• Work to complete
Copy out, exactly as written, only the line containing "Serialize everything readable" and the lines after it through the end of the records.

== Record excerpts

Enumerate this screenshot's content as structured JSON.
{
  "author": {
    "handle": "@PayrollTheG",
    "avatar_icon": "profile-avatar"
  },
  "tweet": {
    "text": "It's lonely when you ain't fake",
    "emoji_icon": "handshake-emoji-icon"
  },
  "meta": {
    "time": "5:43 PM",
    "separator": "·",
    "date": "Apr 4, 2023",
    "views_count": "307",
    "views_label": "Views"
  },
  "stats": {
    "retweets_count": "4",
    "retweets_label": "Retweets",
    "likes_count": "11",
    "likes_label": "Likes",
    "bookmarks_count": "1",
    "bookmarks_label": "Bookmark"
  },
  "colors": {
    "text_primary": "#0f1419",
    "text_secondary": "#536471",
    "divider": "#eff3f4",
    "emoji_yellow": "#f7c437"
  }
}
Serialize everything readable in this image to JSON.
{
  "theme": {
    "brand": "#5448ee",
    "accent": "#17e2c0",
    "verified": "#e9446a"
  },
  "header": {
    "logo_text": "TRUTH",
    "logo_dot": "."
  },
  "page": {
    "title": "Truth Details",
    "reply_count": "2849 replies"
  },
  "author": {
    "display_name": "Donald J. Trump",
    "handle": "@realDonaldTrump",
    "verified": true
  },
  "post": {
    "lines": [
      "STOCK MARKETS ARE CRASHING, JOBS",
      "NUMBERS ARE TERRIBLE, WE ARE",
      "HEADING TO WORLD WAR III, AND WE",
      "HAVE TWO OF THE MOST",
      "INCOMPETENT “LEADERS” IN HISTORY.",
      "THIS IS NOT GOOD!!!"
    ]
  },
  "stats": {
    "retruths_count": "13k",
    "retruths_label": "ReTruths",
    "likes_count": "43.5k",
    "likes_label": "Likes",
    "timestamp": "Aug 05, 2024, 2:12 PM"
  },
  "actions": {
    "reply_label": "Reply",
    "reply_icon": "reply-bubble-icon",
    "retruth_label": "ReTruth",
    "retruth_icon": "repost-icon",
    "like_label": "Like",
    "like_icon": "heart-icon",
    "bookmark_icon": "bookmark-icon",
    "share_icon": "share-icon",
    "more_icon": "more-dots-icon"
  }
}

====

• Answer in full
Serialize everything readable in this image to JSON.
{
  "theme": {
    "brand": "#5448ee",
    "accent": "#17e2c0",
    "verified": "#e9446a"
  },
  "header": {
    "logo_text": "TRUTH",
    "logo_dot": "."
  },
  "page": {
    "title": "Truth Details",
    "reply_count": "2849 replies"
  },
  "author": {
    "display_name": "Donald J. Trump",
    "handle": "@realDonaldTrump",
    "verified": true
  },
  "post": {
    "lines": [
      "STOCK MARKETS ARE CRASHING, JOBS",
      "NUMBERS ARE TERRIBLE, WE ARE",
      "HEADING TO WORLD WAR III, AND WE",
      "HAVE TWO OF THE MOST",
      "INCOMPETENT “LEADERS” IN HISTORY.",
      "THIS IS NOT GOOD!!!"
    ]
  },
  "stats": {
    "retruths_count": "13k",
    "retruths_label": "ReTruths",
    "likes_count": "43.5k",
    "likes_label": "Likes",
    "timestamp": "Aug 05, 2024, 2:12 PM"
  },
  "actions": {
    "reply_label": "Reply",
    "reply_icon": "reply-bubble-icon",
    "retruth_label": "ReTruth",
    "retruth_icon": "repost-icon",
    "like_label": "Like",
    "like_icon": "heart-icon",
    "bookmark_icon": "bookmark-icon",
    "share_icon": "share-icon",
    "more_icon": "more-dots-icon"
  }
}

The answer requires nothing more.